BEGIN RECORDS FOR PROCESSING

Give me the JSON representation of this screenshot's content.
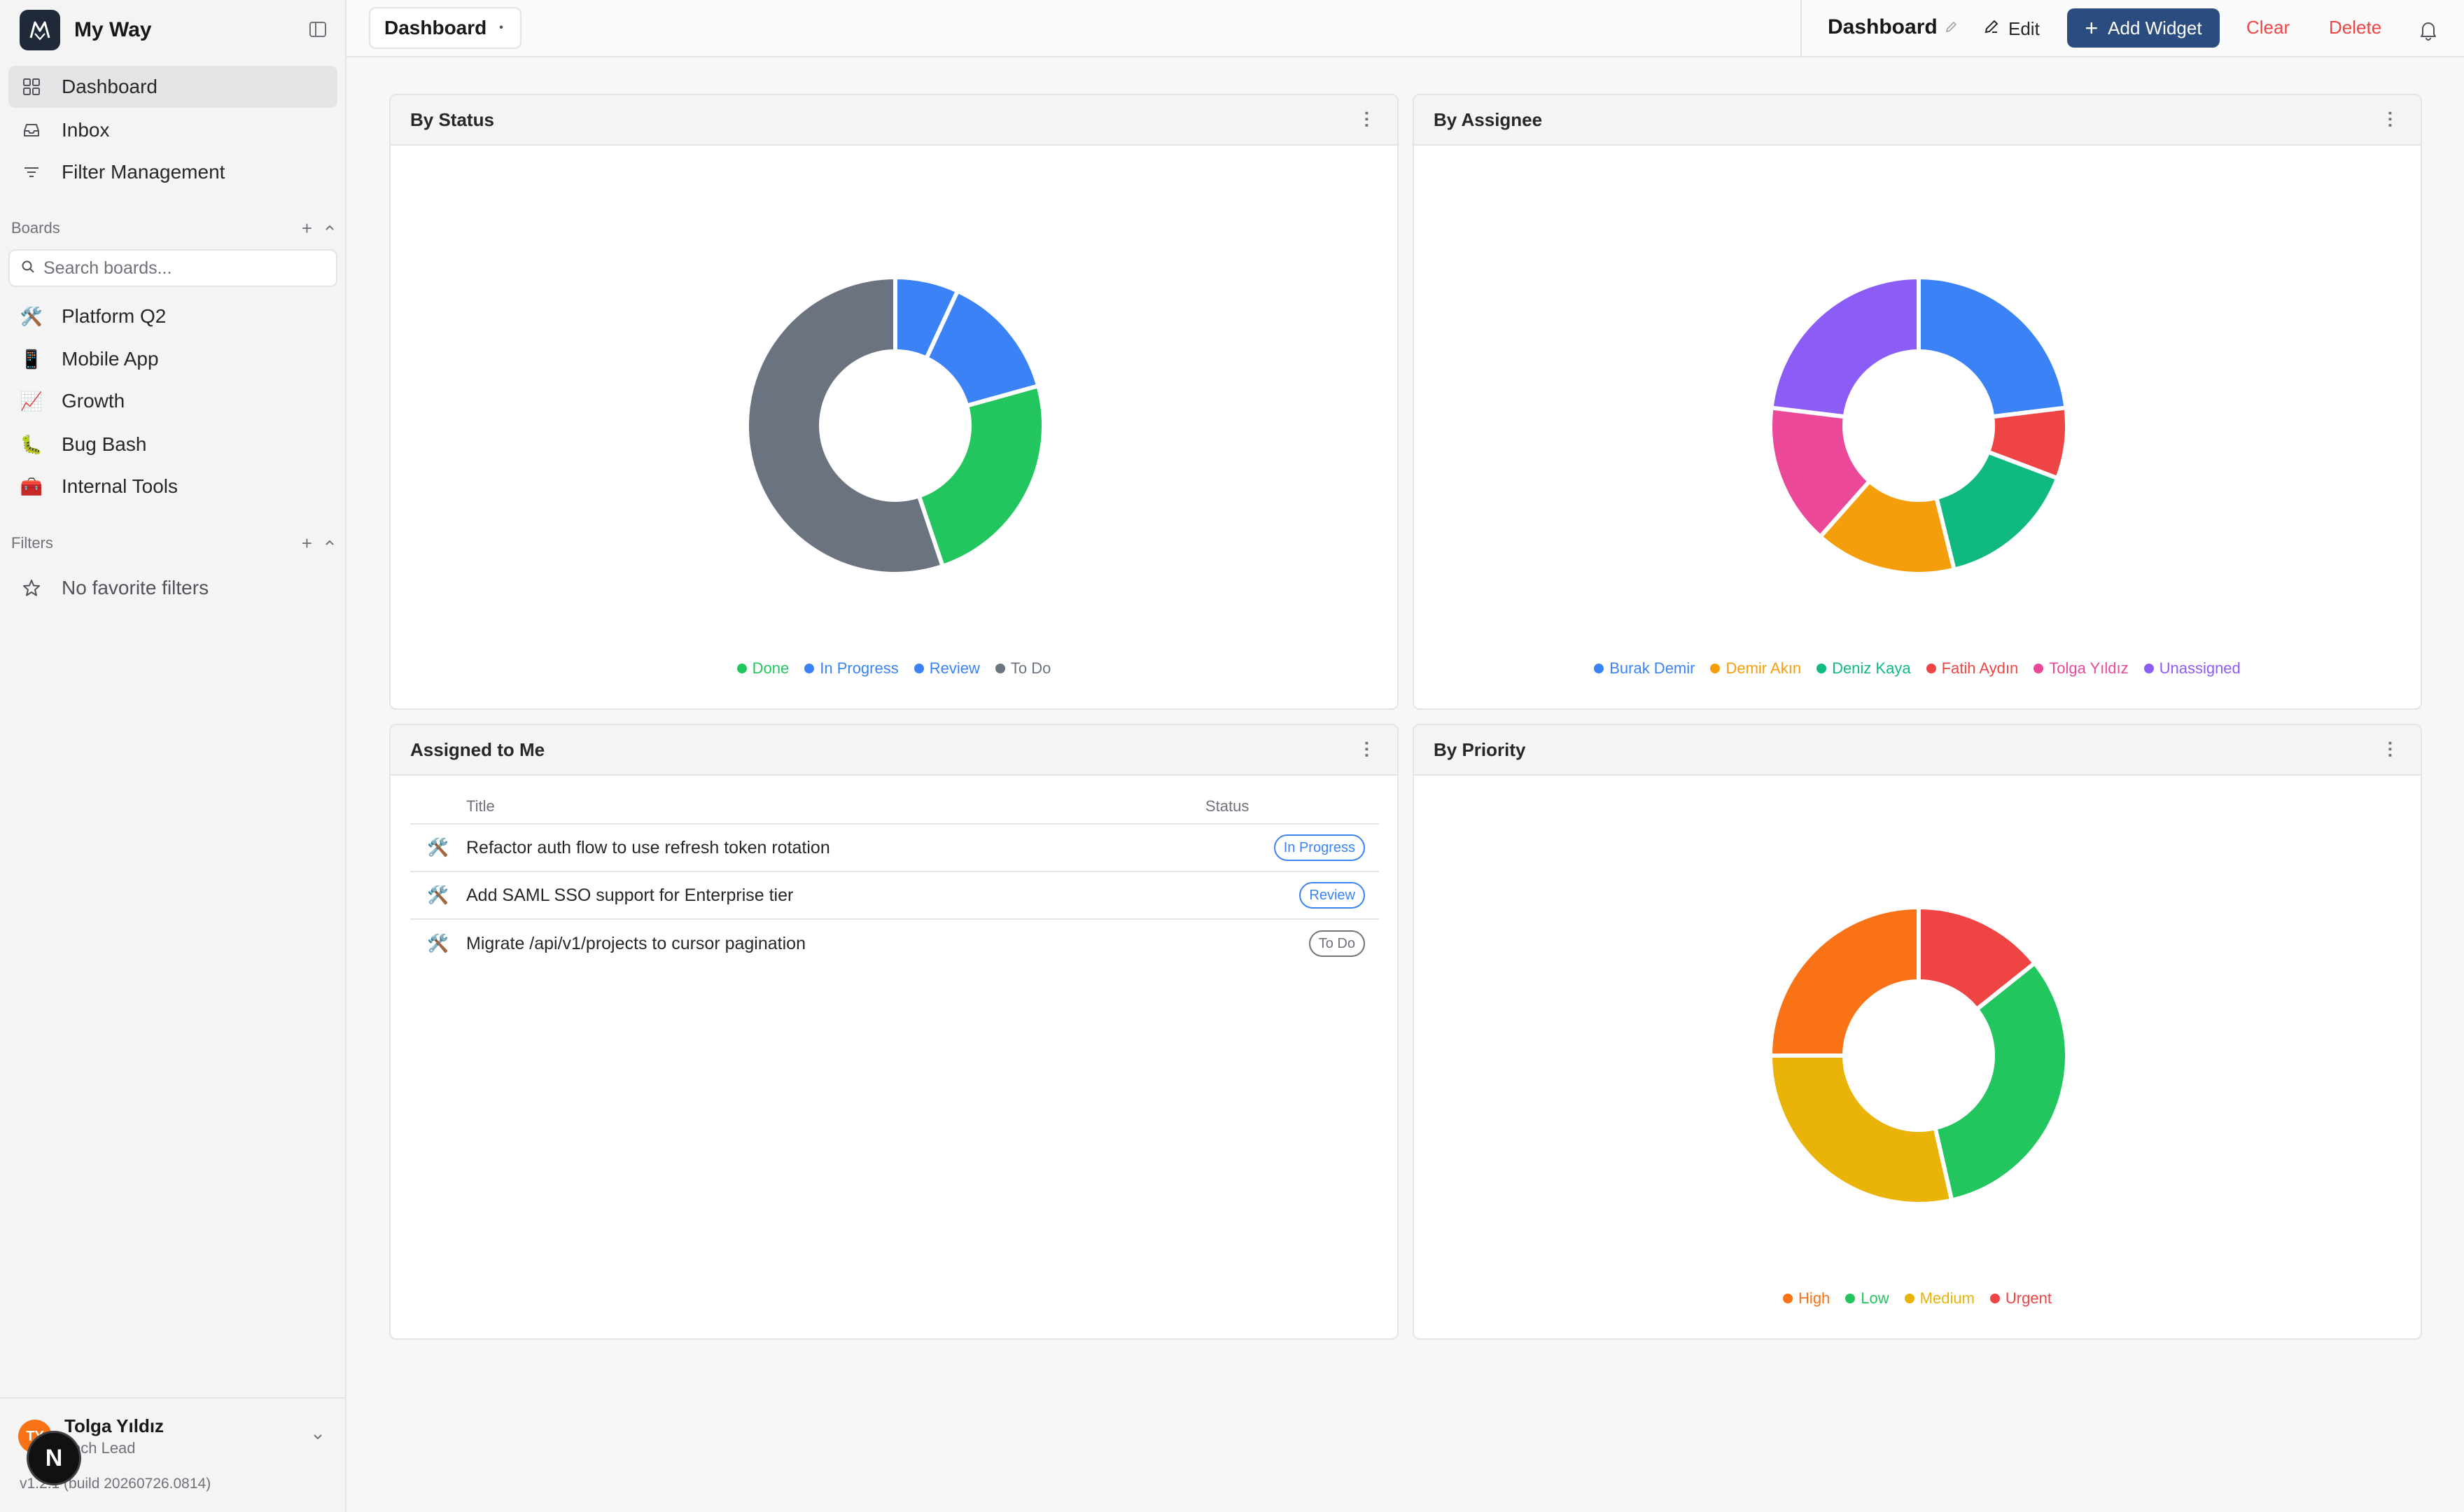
{
  "app": {
    "name": "My Way"
  },
  "sidebar": {
    "nav": [
      {
        "label": "Dashboard",
        "icon": "grid-icon",
        "active": true
      },
      {
        "label": "Inbox",
        "icon": "inbox-icon",
        "active": false
      },
      {
        "label": "Filter Management",
        "icon": "filter-lines-icon",
        "active": false
      }
    ],
    "boards_section": {
      "label": "Boards"
    },
    "search": {
      "placeholder": "Search boards..."
    },
    "boards": [
      {
        "label": "Platform Q2",
        "emoji": "🛠️"
      },
      {
        "label": "Mobile App",
        "emoji": "📱"
      },
      {
        "label": "Growth",
        "emoji": "📈"
      },
      {
        "label": "Bug Bash",
        "emoji": "🐛"
      },
      {
        "label": "Internal Tools",
        "emoji": "🧰"
      }
    ],
    "filters_section": {
      "label": "Filters"
    },
    "filters_empty": "No favorite filters",
    "user": {
      "initials": "TY",
      "name": "Tolga Yıldız",
      "role": "Tech Lead"
    },
    "version": "v1.2.1 (build 20260726.0814)",
    "n_badge": "N"
  },
  "topbar": {
    "dashboard_select": "Dashboard",
    "title": "Dashboard",
    "edit_label": "Edit",
    "add_widget_label": "Add Widget",
    "clear_label": "Clear",
    "delete_label": "Delete"
  },
  "widgets": {
    "by_status": {
      "title": "By Status"
    },
    "by_assignee": {
      "title": "By Assignee"
    },
    "assigned": {
      "title": "Assigned to Me",
      "columns": {
        "title": "Title",
        "status": "Status"
      },
      "rows": [
        {
          "title": "Refactor auth flow to use refresh token rotation",
          "status": "In Progress",
          "color": "#3b82f6",
          "icon": "🛠️"
        },
        {
          "title": "Add SAML SSO support for Enterprise tier",
          "status": "Review",
          "color": "#3b82f6",
          "icon": "🛠️"
        },
        {
          "title": "Migrate /api/v1/projects to cursor pagination",
          "status": "To Do",
          "color": "#71717a",
          "icon": "🛠️"
        }
      ]
    },
    "by_priority": {
      "title": "By Priority"
    }
  },
  "chart_data": [
    {
      "type": "pie",
      "title": "By Status",
      "donut": true,
      "legend_position": "bottom",
      "slices": [
        {
          "name": "Review",
          "value": 2,
          "color": "#3b82f6"
        },
        {
          "name": "In Progress",
          "value": 4,
          "color": "#3b82f6"
        },
        {
          "name": "Done",
          "value": 7,
          "color": "#22c55e"
        },
        {
          "name": "To Do",
          "value": 16,
          "color": "#6b7280"
        }
      ],
      "legend": [
        {
          "name": "Done",
          "color": "#22c55e"
        },
        {
          "name": "In Progress",
          "color": "#3b82f6"
        },
        {
          "name": "Review",
          "color": "#3b82f6"
        },
        {
          "name": "To Do",
          "color": "#6b7280"
        }
      ]
    },
    {
      "type": "pie",
      "title": "By Assignee",
      "donut": true,
      "legend_position": "bottom",
      "slices": [
        {
          "name": "Burak Demir",
          "value": 6,
          "color": "#3b82f6"
        },
        {
          "name": "Fatih Aydın",
          "value": 2,
          "color": "#ef4444"
        },
        {
          "name": "Deniz Kaya",
          "value": 4,
          "color": "#10b981"
        },
        {
          "name": "Demir Akın",
          "value": 4,
          "color": "#f59e0b"
        },
        {
          "name": "Tolga Yıldız",
          "value": 4,
          "color": "#ec4899"
        },
        {
          "name": "Unassigned",
          "value": 6,
          "color": "#8b5cf6"
        }
      ],
      "legend": [
        {
          "name": "Burak Demir",
          "color": "#3b82f6"
        },
        {
          "name": "Demir Akın",
          "color": "#f59e0b"
        },
        {
          "name": "Deniz Kaya",
          "color": "#10b981"
        },
        {
          "name": "Fatih Aydın",
          "color": "#ef4444"
        },
        {
          "name": "Tolga Yıldız",
          "color": "#ec4899"
        },
        {
          "name": "Unassigned",
          "color": "#8b5cf6"
        }
      ]
    },
    {
      "type": "pie",
      "title": "By Priority",
      "donut": true,
      "legend_position": "bottom",
      "slices": [
        {
          "name": "Urgent",
          "value": 4,
          "color": "#ef4444"
        },
        {
          "name": "Low",
          "value": 9,
          "color": "#22c55e"
        },
        {
          "name": "Medium",
          "value": 8,
          "color": "#eab308"
        },
        {
          "name": "High",
          "value": 7,
          "color": "#f97316"
        }
      ],
      "legend": [
        {
          "name": "High",
          "color": "#f97316"
        },
        {
          "name": "Low",
          "color": "#22c55e"
        },
        {
          "name": "Medium",
          "color": "#eab308"
        },
        {
          "name": "Urgent",
          "color": "#ef4444"
        }
      ]
    }
  ]
}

END RECORDS FOR PROCESSING

Repeat the lines above exactly, and keep every picture out.

Give me the JSON representation of this screenshot's content.
{
  "app": {
    "name": "My Way"
  },
  "sidebar": {
    "nav": [
      {
        "label": "Dashboard",
        "icon": "grid-icon",
        "active": true
      },
      {
        "label": "Inbox",
        "icon": "inbox-icon",
        "active": false
      },
      {
        "label": "Filter Management",
        "icon": "filter-lines-icon",
        "active": false
      }
    ],
    "boards_section": {
      "label": "Boards"
    },
    "search": {
      "placeholder": "Search boards..."
    },
    "boards": [
      {
        "label": "Platform Q2",
        "emoji": "🛠️"
      },
      {
        "label": "Mobile App",
        "emoji": "📱"
      },
      {
        "label": "Growth",
        "emoji": "📈"
      },
      {
        "label": "Bug Bash",
        "emoji": "🐛"
      },
      {
        "label": "Internal Tools",
        "emoji": "🧰"
      }
    ],
    "filters_section": {
      "label": "Filters"
    },
    "filters_empty": "No favorite filters",
    "user": {
      "initials": "TY",
      "name": "Tolga Yıldız",
      "role": "Tech Lead"
    },
    "version": "v1.2.1 (build 20260726.0814)",
    "n_badge": "N"
  },
  "topbar": {
    "dashboard_select": "Dashboard",
    "title": "Dashboard",
    "edit_label": "Edit",
    "add_widget_label": "Add Widget",
    "clear_label": "Clear",
    "delete_label": "Delete"
  },
  "widgets": {
    "by_status": {
      "title": "By Status"
    },
    "by_assignee": {
      "title": "By Assignee"
    },
    "assigned": {
      "title": "Assigned to Me",
      "columns": {
        "title": "Title",
        "status": "Status"
      },
      "rows": [
        {
          "title": "Refactor auth flow to use refresh token rotation",
          "status": "In Progress",
          "color": "#3b82f6",
          "icon": "🛠️"
        },
        {
          "title": "Add SAML SSO support for Enterprise tier",
          "status": "Review",
          "color": "#3b82f6",
          "icon": "🛠️"
        },
        {
          "title": "Migrate /api/v1/projects to cursor pagination",
          "status": "To Do",
          "color": "#71717a",
          "icon": "🛠️"
        }
      ]
    },
    "by_priority": {
      "title": "By Priority"
    }
  },
  "chart_data": [
    {
      "type": "pie",
      "title": "By Status",
      "donut": true,
      "legend_position": "bottom",
      "slices": [
        {
          "name": "Review",
          "value": 2,
          "color": "#3b82f6"
        },
        {
          "name": "In Progress",
          "value": 4,
          "color": "#3b82f6"
        },
        {
          "name": "Done",
          "value": 7,
          "color": "#22c55e"
        },
        {
          "name": "To Do",
          "value": 16,
          "color": "#6b7280"
        }
      ],
      "legend": [
        {
          "name": "Done",
          "color": "#22c55e"
        },
        {
          "name": "In Progress",
          "color": "#3b82f6"
        },
        {
          "name": "Review",
          "color": "#3b82f6"
        },
        {
          "name": "To Do",
          "color": "#6b7280"
        }
      ]
    },
    {
      "type": "pie",
      "title": "By Assignee",
      "donut": true,
      "legend_position": "bottom",
      "slices": [
        {
          "name": "Burak Demir",
          "value": 6,
          "color": "#3b82f6"
        },
        {
          "name": "Fatih Aydın",
          "value": 2,
          "color": "#ef4444"
        },
        {
          "name": "Deniz Kaya",
          "value": 4,
          "color": "#10b981"
        },
        {
          "name": "Demir Akın",
          "value": 4,
          "color": "#f59e0b"
        },
        {
          "name": "Tolga Yıldız",
          "value": 4,
          "color": "#ec4899"
        },
        {
          "name": "Unassigned",
          "value": 6,
          "color": "#8b5cf6"
        }
      ],
      "legend": [
        {
          "name": "Burak Demir",
          "color": "#3b82f6"
        },
        {
          "name": "Demir Akın",
          "color": "#f59e0b"
        },
        {
          "name": "Deniz Kaya",
          "color": "#10b981"
        },
        {
          "name": "Fatih Aydın",
          "color": "#ef4444"
        },
        {
          "name": "Tolga Yıldız",
          "color": "#ec4899"
        },
        {
          "name": "Unassigned",
          "color": "#8b5cf6"
        }
      ]
    },
    {
      "type": "pie",
      "title": "By Priority",
      "donut": true,
      "legend_position": "bottom",
      "slices": [
        {
          "name": "Urgent",
          "value": 4,
          "color": "#ef4444"
        },
        {
          "name": "Low",
          "value": 9,
          "color": "#22c55e"
        },
        {
          "name": "Medium",
          "value": 8,
          "color": "#eab308"
        },
        {
          "name": "High",
          "value": 7,
          "color": "#f97316"
        }
      ],
      "legend": [
        {
          "name": "High",
          "color": "#f97316"
        },
        {
          "name": "Low",
          "color": "#22c55e"
        },
        {
          "name": "Medium",
          "color": "#eab308"
        },
        {
          "name": "Urgent",
          "color": "#ef4444"
        }
      ]
    }
  ]
}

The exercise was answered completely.